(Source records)

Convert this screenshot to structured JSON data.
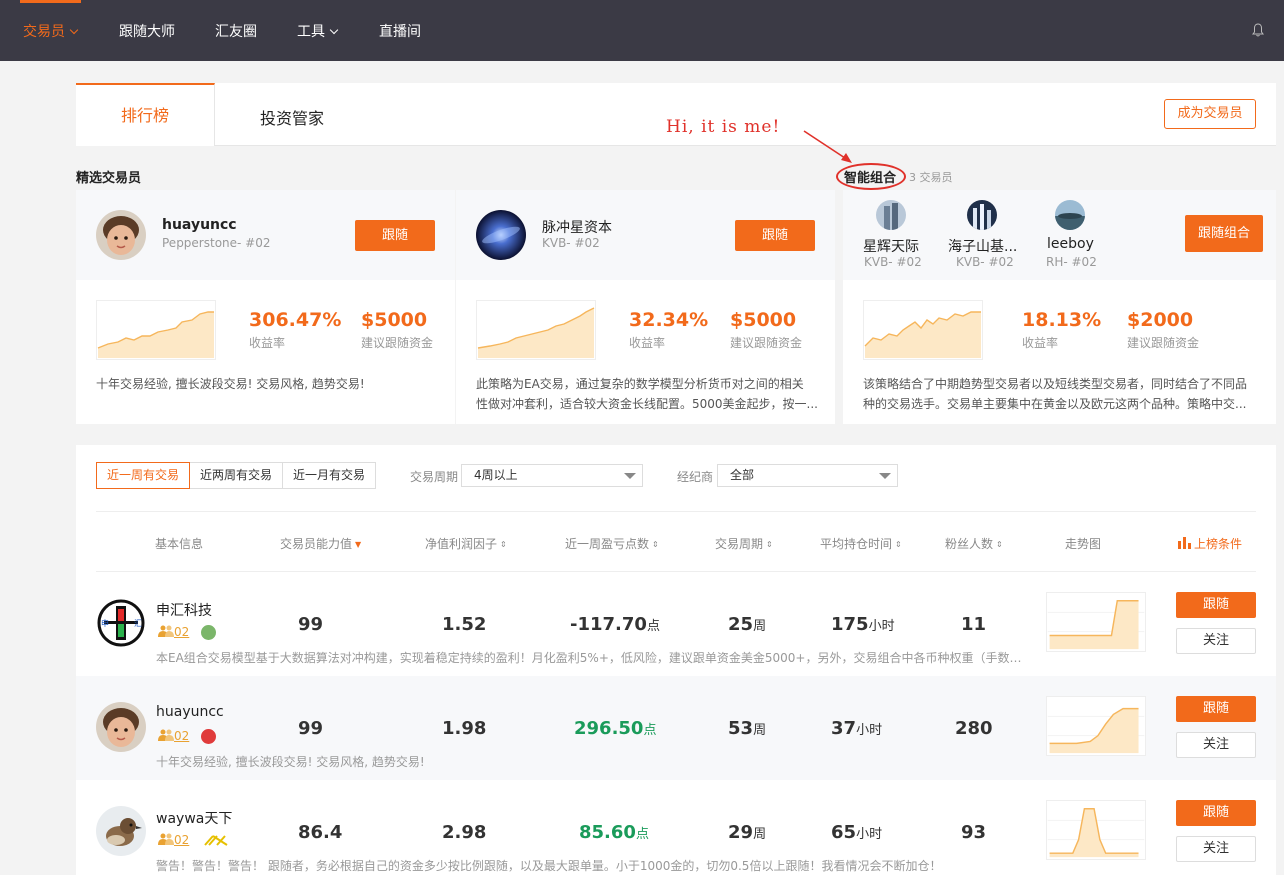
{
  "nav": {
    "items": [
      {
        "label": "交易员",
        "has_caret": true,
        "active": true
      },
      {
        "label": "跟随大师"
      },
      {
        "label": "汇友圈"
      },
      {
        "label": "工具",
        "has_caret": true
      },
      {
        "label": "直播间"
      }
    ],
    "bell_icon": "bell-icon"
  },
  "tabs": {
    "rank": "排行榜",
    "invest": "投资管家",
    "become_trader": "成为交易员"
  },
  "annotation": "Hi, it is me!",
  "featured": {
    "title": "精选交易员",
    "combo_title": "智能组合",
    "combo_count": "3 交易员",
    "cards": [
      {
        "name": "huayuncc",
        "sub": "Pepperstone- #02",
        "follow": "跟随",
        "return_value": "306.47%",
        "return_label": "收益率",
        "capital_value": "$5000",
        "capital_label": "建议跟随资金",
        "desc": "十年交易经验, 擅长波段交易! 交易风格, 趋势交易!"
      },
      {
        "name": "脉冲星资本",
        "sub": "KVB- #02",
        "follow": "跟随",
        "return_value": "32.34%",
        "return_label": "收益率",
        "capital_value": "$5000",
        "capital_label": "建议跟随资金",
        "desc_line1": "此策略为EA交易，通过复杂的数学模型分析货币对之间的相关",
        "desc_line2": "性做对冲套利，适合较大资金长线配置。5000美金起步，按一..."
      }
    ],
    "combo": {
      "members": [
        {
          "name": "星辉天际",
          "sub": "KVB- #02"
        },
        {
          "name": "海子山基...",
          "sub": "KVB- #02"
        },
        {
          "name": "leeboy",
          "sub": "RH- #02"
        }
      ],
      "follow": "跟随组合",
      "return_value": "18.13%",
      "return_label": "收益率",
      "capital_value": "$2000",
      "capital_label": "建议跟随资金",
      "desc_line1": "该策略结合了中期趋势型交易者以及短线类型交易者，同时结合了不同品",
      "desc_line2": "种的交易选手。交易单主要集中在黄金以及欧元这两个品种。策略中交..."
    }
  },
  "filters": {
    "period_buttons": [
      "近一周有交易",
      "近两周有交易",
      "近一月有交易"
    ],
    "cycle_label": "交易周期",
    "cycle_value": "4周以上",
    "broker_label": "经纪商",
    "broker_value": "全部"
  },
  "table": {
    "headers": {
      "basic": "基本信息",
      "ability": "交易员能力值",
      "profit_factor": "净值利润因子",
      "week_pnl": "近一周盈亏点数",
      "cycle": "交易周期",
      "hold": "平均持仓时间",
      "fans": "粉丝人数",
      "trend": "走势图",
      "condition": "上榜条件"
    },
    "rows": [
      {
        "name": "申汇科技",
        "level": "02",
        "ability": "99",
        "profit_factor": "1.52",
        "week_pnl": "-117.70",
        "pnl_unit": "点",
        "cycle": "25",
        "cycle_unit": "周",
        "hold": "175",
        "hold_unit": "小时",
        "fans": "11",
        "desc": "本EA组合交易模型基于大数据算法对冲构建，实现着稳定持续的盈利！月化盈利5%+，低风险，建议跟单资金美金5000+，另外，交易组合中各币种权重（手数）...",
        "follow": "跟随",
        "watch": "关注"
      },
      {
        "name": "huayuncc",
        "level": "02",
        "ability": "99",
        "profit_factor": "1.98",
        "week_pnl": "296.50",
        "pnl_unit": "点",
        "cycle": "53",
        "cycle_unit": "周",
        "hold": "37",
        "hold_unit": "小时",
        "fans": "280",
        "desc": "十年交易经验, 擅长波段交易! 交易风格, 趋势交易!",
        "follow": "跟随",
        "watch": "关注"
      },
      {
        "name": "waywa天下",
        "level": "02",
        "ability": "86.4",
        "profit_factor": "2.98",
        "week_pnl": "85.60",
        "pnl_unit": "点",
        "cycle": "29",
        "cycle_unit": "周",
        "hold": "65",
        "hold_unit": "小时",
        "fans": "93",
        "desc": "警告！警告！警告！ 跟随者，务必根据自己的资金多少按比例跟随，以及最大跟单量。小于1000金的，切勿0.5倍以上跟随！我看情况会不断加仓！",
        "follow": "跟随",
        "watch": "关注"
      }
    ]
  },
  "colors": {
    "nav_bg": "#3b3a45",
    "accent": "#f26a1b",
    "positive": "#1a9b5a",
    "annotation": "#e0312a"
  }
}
...
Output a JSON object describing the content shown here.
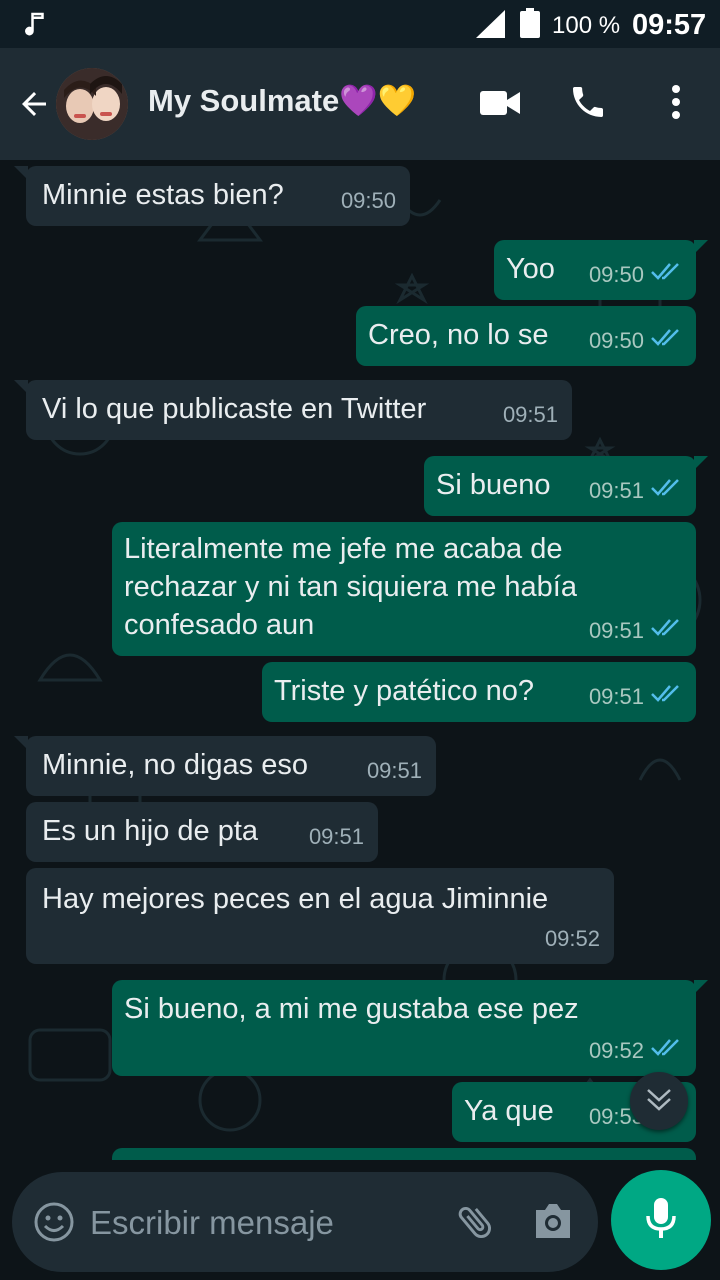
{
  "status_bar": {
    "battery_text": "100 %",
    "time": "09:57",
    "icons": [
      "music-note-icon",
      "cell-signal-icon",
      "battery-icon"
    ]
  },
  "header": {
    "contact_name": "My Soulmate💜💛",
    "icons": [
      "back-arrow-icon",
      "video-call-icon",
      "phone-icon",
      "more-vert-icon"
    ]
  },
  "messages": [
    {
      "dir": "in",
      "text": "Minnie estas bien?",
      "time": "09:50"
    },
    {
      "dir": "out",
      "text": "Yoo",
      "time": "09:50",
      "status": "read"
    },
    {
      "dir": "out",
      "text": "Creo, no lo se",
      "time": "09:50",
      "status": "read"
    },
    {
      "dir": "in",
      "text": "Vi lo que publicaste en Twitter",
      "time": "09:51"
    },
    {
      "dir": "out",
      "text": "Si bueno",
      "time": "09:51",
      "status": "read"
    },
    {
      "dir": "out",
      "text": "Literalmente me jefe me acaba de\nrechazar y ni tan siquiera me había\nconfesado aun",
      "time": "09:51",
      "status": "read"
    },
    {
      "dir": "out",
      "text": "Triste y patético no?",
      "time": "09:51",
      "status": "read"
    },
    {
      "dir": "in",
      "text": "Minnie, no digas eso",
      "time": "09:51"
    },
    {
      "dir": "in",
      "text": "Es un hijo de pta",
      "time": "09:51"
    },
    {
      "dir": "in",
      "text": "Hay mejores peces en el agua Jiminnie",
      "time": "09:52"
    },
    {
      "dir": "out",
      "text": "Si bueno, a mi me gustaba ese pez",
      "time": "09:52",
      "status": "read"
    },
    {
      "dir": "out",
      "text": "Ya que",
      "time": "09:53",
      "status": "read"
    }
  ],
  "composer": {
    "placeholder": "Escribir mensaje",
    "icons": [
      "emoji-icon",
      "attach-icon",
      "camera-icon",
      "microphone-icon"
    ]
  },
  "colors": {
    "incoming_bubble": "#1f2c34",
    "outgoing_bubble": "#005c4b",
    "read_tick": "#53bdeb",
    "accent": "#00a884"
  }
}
...
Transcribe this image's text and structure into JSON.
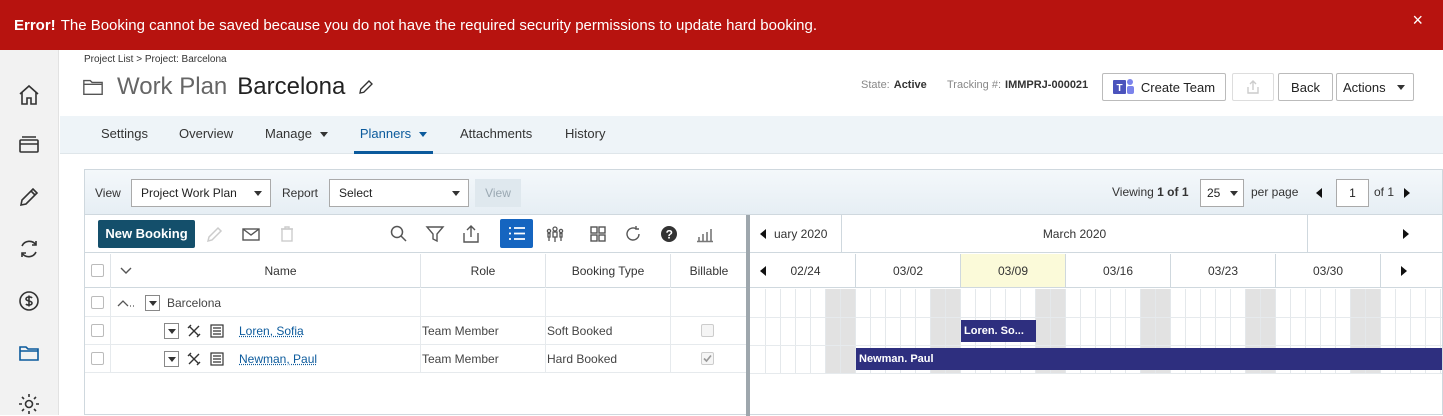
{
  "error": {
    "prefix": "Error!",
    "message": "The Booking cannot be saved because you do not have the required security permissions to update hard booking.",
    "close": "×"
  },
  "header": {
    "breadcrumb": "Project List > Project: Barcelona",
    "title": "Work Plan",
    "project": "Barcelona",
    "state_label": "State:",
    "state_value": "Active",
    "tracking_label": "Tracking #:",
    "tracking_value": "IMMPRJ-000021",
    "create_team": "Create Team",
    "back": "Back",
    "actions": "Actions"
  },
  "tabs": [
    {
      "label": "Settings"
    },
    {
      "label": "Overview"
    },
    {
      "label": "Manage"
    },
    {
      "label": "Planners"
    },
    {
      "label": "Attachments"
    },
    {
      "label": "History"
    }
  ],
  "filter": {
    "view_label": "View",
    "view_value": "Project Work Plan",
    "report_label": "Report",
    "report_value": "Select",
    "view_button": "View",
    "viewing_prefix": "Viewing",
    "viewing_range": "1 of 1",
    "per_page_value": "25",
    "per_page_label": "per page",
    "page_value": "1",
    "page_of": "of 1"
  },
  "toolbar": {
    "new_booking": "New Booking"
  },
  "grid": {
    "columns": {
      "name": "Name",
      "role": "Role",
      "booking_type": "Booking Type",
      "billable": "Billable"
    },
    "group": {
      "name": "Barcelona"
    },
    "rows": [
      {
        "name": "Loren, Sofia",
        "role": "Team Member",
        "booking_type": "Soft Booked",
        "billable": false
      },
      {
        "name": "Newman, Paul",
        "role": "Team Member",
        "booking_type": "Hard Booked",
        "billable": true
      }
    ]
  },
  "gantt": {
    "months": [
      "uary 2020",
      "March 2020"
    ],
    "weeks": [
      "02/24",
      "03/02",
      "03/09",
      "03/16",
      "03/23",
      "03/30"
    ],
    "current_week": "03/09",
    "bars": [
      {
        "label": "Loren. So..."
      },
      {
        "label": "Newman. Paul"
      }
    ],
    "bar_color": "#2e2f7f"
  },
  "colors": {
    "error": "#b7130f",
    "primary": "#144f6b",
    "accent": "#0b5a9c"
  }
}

Work to be completed >> Search the data for the string "趋势交易" and copy each line where it appears.

Answer to the problem >>
        "desc": "十年交易经验, 擅长波段交易! 交易风格, 趋势交易!"
        "desc": "十年交易经验, 擅长波段交易! 交易风格, 趋势交易!",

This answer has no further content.